── DATASET ROWS

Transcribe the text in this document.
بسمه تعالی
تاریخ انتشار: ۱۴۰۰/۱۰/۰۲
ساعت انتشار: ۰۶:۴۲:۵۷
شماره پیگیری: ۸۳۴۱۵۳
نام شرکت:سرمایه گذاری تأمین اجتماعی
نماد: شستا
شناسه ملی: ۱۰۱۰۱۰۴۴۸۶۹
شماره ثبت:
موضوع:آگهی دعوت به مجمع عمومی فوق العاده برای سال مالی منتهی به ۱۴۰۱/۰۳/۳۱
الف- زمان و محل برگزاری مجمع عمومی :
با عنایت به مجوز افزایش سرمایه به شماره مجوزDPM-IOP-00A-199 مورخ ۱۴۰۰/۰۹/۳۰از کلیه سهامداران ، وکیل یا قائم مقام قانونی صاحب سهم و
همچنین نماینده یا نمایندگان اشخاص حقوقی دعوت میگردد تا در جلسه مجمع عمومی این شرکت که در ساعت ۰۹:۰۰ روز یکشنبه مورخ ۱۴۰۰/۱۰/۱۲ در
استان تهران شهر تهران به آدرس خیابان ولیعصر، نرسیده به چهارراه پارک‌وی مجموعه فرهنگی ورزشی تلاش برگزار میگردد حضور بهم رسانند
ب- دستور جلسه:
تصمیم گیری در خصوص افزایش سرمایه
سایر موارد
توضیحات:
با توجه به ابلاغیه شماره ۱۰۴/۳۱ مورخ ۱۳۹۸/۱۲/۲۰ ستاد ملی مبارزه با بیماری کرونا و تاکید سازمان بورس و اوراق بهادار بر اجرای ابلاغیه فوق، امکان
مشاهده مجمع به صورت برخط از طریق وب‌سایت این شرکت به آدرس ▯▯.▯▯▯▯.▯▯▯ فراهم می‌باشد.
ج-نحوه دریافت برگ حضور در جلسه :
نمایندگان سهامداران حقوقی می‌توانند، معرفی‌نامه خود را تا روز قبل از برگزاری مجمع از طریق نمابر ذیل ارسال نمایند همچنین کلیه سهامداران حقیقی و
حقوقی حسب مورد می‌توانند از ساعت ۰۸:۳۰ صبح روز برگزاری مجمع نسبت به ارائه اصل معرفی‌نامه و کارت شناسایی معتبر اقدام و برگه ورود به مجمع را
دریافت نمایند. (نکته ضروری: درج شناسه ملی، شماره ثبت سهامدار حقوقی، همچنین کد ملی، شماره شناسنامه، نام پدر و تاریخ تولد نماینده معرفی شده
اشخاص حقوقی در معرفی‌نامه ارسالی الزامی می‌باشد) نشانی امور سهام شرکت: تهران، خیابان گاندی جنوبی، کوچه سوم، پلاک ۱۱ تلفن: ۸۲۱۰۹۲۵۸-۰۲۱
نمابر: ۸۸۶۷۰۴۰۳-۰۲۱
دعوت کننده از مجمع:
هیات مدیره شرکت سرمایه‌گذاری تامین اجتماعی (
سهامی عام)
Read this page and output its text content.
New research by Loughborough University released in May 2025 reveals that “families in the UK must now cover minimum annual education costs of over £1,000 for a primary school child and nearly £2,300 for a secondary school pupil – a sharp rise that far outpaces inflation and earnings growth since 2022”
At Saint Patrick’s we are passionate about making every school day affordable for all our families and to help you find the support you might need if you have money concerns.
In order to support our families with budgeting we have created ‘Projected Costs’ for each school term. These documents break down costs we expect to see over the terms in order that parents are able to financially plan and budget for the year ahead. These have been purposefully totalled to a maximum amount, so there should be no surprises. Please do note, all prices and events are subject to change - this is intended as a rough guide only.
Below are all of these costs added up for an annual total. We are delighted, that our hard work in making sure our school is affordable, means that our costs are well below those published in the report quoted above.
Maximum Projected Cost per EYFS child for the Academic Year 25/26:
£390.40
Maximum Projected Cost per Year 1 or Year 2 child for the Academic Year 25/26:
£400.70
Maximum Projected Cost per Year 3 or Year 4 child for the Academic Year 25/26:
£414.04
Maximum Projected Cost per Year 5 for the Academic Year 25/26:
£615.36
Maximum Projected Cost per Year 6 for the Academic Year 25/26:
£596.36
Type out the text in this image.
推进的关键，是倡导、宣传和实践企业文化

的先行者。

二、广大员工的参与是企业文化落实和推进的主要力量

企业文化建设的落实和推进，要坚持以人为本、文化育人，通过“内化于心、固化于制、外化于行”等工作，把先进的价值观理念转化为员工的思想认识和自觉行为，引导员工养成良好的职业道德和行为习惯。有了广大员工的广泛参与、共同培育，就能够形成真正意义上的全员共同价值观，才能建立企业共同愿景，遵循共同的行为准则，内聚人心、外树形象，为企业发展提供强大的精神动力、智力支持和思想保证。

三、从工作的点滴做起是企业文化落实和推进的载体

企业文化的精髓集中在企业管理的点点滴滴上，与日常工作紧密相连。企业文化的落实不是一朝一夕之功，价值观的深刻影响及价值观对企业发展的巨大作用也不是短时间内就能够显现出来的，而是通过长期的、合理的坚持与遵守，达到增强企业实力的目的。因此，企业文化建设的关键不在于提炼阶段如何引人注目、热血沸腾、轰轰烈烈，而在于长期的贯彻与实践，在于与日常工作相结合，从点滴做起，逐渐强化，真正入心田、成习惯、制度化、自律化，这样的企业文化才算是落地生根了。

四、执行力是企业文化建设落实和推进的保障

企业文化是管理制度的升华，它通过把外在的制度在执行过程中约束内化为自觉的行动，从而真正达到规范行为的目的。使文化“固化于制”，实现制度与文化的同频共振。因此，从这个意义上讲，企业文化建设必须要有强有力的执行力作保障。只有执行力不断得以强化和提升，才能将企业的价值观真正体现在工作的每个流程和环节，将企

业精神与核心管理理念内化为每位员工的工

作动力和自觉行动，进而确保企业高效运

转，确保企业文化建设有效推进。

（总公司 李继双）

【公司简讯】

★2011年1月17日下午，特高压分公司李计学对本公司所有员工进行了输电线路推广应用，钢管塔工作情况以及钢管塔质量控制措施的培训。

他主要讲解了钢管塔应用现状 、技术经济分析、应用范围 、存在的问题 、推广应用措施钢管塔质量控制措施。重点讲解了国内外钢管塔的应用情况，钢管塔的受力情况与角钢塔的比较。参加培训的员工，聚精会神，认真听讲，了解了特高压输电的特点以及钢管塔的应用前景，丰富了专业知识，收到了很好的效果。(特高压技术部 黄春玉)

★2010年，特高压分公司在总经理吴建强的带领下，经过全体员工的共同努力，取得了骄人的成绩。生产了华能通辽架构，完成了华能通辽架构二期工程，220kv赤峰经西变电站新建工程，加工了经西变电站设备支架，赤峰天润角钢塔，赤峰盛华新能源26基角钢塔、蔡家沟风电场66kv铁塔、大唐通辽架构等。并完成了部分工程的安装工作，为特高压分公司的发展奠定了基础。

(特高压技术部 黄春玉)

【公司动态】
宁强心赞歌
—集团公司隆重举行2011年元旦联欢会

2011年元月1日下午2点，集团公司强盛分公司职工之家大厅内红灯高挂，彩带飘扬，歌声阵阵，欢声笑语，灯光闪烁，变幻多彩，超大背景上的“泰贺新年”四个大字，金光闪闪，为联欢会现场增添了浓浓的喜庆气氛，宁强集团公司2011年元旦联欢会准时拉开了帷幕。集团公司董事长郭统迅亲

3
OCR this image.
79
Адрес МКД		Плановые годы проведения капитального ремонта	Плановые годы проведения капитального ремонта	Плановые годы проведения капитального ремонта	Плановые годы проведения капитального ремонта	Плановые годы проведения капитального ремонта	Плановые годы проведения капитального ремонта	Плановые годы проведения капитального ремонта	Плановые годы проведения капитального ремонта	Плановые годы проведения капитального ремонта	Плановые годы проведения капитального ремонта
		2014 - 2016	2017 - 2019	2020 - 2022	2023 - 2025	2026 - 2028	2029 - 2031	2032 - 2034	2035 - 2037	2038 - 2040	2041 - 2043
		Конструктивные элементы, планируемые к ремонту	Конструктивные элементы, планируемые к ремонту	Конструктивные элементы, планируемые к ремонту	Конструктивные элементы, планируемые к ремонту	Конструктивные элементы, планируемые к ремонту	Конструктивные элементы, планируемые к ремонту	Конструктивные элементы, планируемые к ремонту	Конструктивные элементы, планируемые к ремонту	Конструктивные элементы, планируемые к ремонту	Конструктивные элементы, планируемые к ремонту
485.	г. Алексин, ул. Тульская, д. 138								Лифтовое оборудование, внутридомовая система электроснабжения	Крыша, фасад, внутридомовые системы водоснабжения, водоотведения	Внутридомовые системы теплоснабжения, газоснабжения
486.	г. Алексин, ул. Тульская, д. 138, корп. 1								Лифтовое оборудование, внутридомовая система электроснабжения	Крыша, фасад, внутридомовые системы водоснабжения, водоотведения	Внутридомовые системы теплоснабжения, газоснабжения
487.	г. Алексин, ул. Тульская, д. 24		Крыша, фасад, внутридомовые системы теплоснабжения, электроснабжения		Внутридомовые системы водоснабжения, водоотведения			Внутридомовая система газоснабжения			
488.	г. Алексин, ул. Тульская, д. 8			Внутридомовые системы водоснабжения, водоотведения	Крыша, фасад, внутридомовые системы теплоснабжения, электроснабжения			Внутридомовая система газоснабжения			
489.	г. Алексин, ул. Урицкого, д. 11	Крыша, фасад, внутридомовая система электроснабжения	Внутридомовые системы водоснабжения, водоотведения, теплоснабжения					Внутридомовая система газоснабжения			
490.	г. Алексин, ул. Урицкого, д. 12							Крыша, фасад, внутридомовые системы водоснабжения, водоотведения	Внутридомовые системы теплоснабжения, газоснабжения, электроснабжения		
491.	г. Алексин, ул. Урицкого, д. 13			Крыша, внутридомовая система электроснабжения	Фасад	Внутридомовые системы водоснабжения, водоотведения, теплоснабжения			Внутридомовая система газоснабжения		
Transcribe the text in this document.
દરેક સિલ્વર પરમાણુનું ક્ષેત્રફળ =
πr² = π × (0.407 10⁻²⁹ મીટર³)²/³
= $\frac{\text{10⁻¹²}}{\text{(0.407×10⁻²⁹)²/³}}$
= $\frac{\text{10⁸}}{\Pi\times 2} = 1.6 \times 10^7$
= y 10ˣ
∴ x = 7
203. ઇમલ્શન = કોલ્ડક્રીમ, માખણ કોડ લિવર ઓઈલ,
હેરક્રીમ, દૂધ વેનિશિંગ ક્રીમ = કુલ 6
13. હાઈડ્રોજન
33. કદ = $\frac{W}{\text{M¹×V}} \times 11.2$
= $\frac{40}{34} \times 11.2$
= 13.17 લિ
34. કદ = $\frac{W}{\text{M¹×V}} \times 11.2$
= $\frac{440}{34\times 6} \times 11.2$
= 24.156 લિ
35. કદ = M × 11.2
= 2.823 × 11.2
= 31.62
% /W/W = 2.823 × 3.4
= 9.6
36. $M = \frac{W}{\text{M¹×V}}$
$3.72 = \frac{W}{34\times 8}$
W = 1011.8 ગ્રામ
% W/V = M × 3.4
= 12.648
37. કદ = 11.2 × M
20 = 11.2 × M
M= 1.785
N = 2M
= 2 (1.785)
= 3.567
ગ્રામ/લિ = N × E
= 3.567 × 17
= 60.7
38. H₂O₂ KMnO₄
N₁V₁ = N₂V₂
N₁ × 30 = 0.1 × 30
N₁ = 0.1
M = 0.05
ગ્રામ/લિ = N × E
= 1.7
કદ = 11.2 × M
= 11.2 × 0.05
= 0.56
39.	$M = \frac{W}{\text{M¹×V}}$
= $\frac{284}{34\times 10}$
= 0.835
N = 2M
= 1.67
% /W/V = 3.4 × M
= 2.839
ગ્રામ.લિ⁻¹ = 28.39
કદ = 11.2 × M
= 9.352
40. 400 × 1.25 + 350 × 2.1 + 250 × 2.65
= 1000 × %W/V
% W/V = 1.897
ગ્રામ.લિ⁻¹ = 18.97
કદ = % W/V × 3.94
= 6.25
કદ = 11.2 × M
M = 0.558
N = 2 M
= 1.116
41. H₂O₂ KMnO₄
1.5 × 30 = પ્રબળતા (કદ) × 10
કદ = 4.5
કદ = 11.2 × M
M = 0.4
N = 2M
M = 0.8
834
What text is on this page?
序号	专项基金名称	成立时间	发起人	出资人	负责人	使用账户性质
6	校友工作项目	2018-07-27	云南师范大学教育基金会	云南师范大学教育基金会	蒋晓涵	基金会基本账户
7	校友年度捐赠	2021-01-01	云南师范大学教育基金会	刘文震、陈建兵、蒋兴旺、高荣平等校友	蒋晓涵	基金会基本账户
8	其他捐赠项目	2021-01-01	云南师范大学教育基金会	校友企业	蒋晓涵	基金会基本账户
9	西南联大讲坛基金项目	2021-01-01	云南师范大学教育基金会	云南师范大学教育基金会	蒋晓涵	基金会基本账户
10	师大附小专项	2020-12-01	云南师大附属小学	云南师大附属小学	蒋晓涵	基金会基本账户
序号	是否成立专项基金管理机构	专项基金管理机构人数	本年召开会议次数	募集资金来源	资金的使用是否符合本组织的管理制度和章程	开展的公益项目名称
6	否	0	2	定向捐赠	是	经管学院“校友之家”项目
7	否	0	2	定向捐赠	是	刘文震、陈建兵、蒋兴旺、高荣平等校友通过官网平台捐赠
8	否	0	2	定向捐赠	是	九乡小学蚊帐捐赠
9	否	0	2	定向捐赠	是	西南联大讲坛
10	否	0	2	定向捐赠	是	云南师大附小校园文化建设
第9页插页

────

EXERCISE: Identify and list each line with the word "اشخاص".

TASK OUTPUT:
همچنین نماینده یا نمایندگان اشخاص حقوقی دعوت میگردد تا در جلسه مجمع عمومی این شرکت که در ساعت ۰۹:۰۰ روز یکشنبه مورخ ۱۴۰۰/۱۰/۱۲ در
اشخاص حقوقی در معرفی‌نامه ارسالی الزامی می‌باشد) نشانی امور سهام شرکت: تهران، خیابان گاندی جنوبی، کوچه سوم، پلاک ۱۱ تلفن: ۸۲۱۰۹۲۵۸-۰۲۱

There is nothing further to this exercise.